Directions for this task:
Pictures in the records should not be copied, but every other part must be repeated exactly.

-*-

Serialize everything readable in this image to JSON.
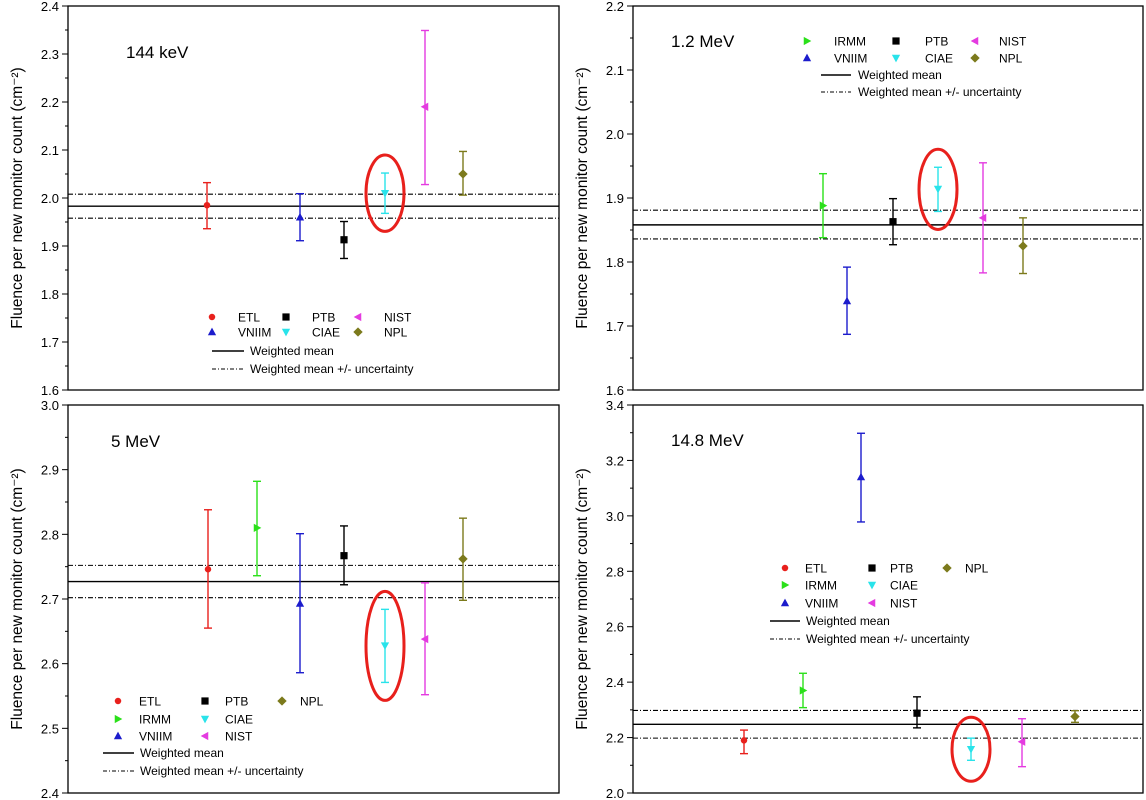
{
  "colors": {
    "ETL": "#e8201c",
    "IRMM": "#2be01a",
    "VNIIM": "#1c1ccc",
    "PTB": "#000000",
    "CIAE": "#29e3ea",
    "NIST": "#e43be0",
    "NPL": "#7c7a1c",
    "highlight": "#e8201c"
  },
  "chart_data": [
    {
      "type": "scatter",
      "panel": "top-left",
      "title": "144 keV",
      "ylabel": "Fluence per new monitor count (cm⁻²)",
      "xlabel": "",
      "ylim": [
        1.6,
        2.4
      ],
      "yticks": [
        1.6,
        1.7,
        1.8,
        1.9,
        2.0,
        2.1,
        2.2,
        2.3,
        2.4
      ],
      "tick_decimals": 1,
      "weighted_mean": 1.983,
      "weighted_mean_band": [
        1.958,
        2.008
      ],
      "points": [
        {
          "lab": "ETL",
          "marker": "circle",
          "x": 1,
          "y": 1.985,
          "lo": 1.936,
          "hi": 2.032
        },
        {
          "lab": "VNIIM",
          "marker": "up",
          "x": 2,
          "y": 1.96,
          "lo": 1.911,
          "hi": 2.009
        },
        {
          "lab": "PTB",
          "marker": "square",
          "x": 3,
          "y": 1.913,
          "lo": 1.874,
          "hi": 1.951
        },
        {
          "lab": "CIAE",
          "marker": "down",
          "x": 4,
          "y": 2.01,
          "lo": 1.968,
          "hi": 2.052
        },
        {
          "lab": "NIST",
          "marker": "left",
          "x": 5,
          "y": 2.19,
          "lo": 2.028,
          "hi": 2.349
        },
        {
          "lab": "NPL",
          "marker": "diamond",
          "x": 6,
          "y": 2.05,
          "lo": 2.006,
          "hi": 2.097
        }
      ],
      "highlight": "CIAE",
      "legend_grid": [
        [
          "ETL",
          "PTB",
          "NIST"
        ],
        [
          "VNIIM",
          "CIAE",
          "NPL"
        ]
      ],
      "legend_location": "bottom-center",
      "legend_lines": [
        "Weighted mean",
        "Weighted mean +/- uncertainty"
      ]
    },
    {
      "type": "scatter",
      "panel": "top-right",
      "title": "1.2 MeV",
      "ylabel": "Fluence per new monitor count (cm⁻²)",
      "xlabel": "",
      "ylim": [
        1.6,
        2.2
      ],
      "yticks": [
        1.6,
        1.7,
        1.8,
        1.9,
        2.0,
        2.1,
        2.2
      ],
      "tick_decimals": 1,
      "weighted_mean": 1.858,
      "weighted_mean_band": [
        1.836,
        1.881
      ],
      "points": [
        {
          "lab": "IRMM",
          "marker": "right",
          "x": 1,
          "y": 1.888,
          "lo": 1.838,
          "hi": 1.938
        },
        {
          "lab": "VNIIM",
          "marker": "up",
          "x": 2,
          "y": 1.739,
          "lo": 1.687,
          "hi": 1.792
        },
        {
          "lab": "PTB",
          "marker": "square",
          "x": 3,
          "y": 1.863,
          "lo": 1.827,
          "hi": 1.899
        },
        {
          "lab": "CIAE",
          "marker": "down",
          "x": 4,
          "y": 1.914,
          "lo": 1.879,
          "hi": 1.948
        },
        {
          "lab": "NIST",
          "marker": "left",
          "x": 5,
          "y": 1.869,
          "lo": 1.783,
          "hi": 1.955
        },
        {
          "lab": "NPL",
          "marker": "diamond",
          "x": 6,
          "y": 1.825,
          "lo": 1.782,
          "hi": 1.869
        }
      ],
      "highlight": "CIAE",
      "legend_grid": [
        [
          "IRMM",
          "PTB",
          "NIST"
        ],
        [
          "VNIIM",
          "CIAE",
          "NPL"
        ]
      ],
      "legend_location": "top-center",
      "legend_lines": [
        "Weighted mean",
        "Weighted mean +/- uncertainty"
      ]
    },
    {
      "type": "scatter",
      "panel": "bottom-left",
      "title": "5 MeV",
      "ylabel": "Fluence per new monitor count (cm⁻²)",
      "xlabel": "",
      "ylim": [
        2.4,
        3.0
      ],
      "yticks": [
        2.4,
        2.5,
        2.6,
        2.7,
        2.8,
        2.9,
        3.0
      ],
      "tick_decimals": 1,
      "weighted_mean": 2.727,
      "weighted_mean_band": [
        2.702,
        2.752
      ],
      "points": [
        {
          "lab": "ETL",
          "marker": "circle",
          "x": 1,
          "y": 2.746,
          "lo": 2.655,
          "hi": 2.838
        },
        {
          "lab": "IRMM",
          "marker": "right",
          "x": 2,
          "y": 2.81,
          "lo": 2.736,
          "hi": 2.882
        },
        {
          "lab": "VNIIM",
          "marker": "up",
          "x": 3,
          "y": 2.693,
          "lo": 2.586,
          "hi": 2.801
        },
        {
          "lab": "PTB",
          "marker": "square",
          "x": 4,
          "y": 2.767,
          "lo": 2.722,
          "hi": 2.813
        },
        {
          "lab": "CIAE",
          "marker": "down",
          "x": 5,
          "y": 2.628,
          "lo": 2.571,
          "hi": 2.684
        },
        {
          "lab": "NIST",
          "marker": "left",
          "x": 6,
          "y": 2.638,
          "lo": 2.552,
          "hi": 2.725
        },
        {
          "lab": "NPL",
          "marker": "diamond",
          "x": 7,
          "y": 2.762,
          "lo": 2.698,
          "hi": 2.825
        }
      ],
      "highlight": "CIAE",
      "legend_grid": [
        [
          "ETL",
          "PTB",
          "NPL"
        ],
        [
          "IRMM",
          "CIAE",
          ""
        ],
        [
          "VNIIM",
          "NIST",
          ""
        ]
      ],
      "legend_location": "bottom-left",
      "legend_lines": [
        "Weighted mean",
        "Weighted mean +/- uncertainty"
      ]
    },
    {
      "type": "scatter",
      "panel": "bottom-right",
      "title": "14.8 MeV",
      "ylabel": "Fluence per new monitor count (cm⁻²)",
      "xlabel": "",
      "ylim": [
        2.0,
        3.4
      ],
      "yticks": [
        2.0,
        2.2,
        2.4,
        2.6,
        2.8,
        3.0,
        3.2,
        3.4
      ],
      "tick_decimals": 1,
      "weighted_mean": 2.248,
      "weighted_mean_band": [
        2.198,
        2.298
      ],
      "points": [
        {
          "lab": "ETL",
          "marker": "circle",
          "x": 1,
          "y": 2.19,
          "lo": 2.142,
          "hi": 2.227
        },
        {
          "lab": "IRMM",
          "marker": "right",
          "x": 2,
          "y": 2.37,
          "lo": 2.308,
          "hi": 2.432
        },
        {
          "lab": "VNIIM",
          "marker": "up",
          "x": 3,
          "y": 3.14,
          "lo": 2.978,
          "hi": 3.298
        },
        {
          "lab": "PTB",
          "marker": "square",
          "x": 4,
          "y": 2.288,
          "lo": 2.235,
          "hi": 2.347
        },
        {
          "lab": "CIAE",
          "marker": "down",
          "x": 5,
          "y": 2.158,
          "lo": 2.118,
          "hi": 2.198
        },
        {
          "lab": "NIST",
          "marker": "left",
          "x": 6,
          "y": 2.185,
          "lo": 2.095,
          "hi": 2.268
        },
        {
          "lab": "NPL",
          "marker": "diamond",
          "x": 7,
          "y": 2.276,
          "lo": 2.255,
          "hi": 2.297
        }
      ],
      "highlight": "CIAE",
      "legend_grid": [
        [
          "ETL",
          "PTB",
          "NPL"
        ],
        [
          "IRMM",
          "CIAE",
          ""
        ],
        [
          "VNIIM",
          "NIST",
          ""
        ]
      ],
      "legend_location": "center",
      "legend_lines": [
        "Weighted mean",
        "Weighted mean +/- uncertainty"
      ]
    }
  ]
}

-*-

Result of this task:
Serialize everything readable in this image to JSON.
{
  "colors": {
    "ETL": "#e8201c",
    "IRMM": "#2be01a",
    "VNIIM": "#1c1ccc",
    "PTB": "#000000",
    "CIAE": "#29e3ea",
    "NIST": "#e43be0",
    "NPL": "#7c7a1c",
    "highlight": "#e8201c"
  },
  "chart_data": [
    {
      "type": "scatter",
      "panel": "top-left",
      "title": "144 keV",
      "ylabel": "Fluence per new monitor count (cm⁻²)",
      "xlabel": "",
      "ylim": [
        1.6,
        2.4
      ],
      "yticks": [
        1.6,
        1.7,
        1.8,
        1.9,
        2.0,
        2.1,
        2.2,
        2.3,
        2.4
      ],
      "tick_decimals": 1,
      "weighted_mean": 1.983,
      "weighted_mean_band": [
        1.958,
        2.008
      ],
      "points": [
        {
          "lab": "ETL",
          "marker": "circle",
          "x": 1,
          "y": 1.985,
          "lo": 1.936,
          "hi": 2.032
        },
        {
          "lab": "VNIIM",
          "marker": "up",
          "x": 2,
          "y": 1.96,
          "lo": 1.911,
          "hi": 2.009
        },
        {
          "lab": "PTB",
          "marker": "square",
          "x": 3,
          "y": 1.913,
          "lo": 1.874,
          "hi": 1.951
        },
        {
          "lab": "CIAE",
          "marker": "down",
          "x": 4,
          "y": 2.01,
          "lo": 1.968,
          "hi": 2.052
        },
        {
          "lab": "NIST",
          "marker": "left",
          "x": 5,
          "y": 2.19,
          "lo": 2.028,
          "hi": 2.349
        },
        {
          "lab": "NPL",
          "marker": "diamond",
          "x": 6,
          "y": 2.05,
          "lo": 2.006,
          "hi": 2.097
        }
      ],
      "highlight": "CIAE",
      "legend_grid": [
        [
          "ETL",
          "PTB",
          "NIST"
        ],
        [
          "VNIIM",
          "CIAE",
          "NPL"
        ]
      ],
      "legend_location": "bottom-center",
      "legend_lines": [
        "Weighted mean",
        "Weighted mean +/- uncertainty"
      ]
    },
    {
      "type": "scatter",
      "panel": "top-right",
      "title": "1.2 MeV",
      "ylabel": "Fluence per new monitor count (cm⁻²)",
      "xlabel": "",
      "ylim": [
        1.6,
        2.2
      ],
      "yticks": [
        1.6,
        1.7,
        1.8,
        1.9,
        2.0,
        2.1,
        2.2
      ],
      "tick_decimals": 1,
      "weighted_mean": 1.858,
      "weighted_mean_band": [
        1.836,
        1.881
      ],
      "points": [
        {
          "lab": "IRMM",
          "marker": "right",
          "x": 1,
          "y": 1.888,
          "lo": 1.838,
          "hi": 1.938
        },
        {
          "lab": "VNIIM",
          "marker": "up",
          "x": 2,
          "y": 1.739,
          "lo": 1.687,
          "hi": 1.792
        },
        {
          "lab": "PTB",
          "marker": "square",
          "x": 3,
          "y": 1.863,
          "lo": 1.827,
          "hi": 1.899
        },
        {
          "lab": "CIAE",
          "marker": "down",
          "x": 4,
          "y": 1.914,
          "lo": 1.879,
          "hi": 1.948
        },
        {
          "lab": "NIST",
          "marker": "left",
          "x": 5,
          "y": 1.869,
          "lo": 1.783,
          "hi": 1.955
        },
        {
          "lab": "NPL",
          "marker": "diamond",
          "x": 6,
          "y": 1.825,
          "lo": 1.782,
          "hi": 1.869
        }
      ],
      "highlight": "CIAE",
      "legend_grid": [
        [
          "IRMM",
          "PTB",
          "NIST"
        ],
        [
          "VNIIM",
          "CIAE",
          "NPL"
        ]
      ],
      "legend_location": "top-center",
      "legend_lines": [
        "Weighted mean",
        "Weighted mean +/- uncertainty"
      ]
    },
    {
      "type": "scatter",
      "panel": "bottom-left",
      "title": "5 MeV",
      "ylabel": "Fluence per new monitor count (cm⁻²)",
      "xlabel": "",
      "ylim": [
        2.4,
        3.0
      ],
      "yticks": [
        2.4,
        2.5,
        2.6,
        2.7,
        2.8,
        2.9,
        3.0
      ],
      "tick_decimals": 1,
      "weighted_mean": 2.727,
      "weighted_mean_band": [
        2.702,
        2.752
      ],
      "points": [
        {
          "lab": "ETL",
          "marker": "circle",
          "x": 1,
          "y": 2.746,
          "lo": 2.655,
          "hi": 2.838
        },
        {
          "lab": "IRMM",
          "marker": "right",
          "x": 2,
          "y": 2.81,
          "lo": 2.736,
          "hi": 2.882
        },
        {
          "lab": "VNIIM",
          "marker": "up",
          "x": 3,
          "y": 2.693,
          "lo": 2.586,
          "hi": 2.801
        },
        {
          "lab": "PTB",
          "marker": "square",
          "x": 4,
          "y": 2.767,
          "lo": 2.722,
          "hi": 2.813
        },
        {
          "lab": "CIAE",
          "marker": "down",
          "x": 5,
          "y": 2.628,
          "lo": 2.571,
          "hi": 2.684
        },
        {
          "lab": "NIST",
          "marker": "left",
          "x": 6,
          "y": 2.638,
          "lo": 2.552,
          "hi": 2.725
        },
        {
          "lab": "NPL",
          "marker": "diamond",
          "x": 7,
          "y": 2.762,
          "lo": 2.698,
          "hi": 2.825
        }
      ],
      "highlight": "CIAE",
      "legend_grid": [
        [
          "ETL",
          "PTB",
          "NPL"
        ],
        [
          "IRMM",
          "CIAE",
          ""
        ],
        [
          "VNIIM",
          "NIST",
          ""
        ]
      ],
      "legend_location": "bottom-left",
      "legend_lines": [
        "Weighted mean",
        "Weighted mean +/- uncertainty"
      ]
    },
    {
      "type": "scatter",
      "panel": "bottom-right",
      "title": "14.8 MeV",
      "ylabel": "Fluence per new monitor count (cm⁻²)",
      "xlabel": "",
      "ylim": [
        2.0,
        3.4
      ],
      "yticks": [
        2.0,
        2.2,
        2.4,
        2.6,
        2.8,
        3.0,
        3.2,
        3.4
      ],
      "tick_decimals": 1,
      "weighted_mean": 2.248,
      "weighted_mean_band": [
        2.198,
        2.298
      ],
      "points": [
        {
          "lab": "ETL",
          "marker": "circle",
          "x": 1,
          "y": 2.19,
          "lo": 2.142,
          "hi": 2.227
        },
        {
          "lab": "IRMM",
          "marker": "right",
          "x": 2,
          "y": 2.37,
          "lo": 2.308,
          "hi": 2.432
        },
        {
          "lab": "VNIIM",
          "marker": "up",
          "x": 3,
          "y": 3.14,
          "lo": 2.978,
          "hi": 3.298
        },
        {
          "lab": "PTB",
          "marker": "square",
          "x": 4,
          "y": 2.288,
          "lo": 2.235,
          "hi": 2.347
        },
        {
          "lab": "CIAE",
          "marker": "down",
          "x": 5,
          "y": 2.158,
          "lo": 2.118,
          "hi": 2.198
        },
        {
          "lab": "NIST",
          "marker": "left",
          "x": 6,
          "y": 2.185,
          "lo": 2.095,
          "hi": 2.268
        },
        {
          "lab": "NPL",
          "marker": "diamond",
          "x": 7,
          "y": 2.276,
          "lo": 2.255,
          "hi": 2.297
        }
      ],
      "highlight": "CIAE",
      "legend_grid": [
        [
          "ETL",
          "PTB",
          "NPL"
        ],
        [
          "IRMM",
          "CIAE",
          ""
        ],
        [
          "VNIIM",
          "NIST",
          ""
        ]
      ],
      "legend_location": "center",
      "legend_lines": [
        "Weighted mean",
        "Weighted mean +/- uncertainty"
      ]
    }
  ]
}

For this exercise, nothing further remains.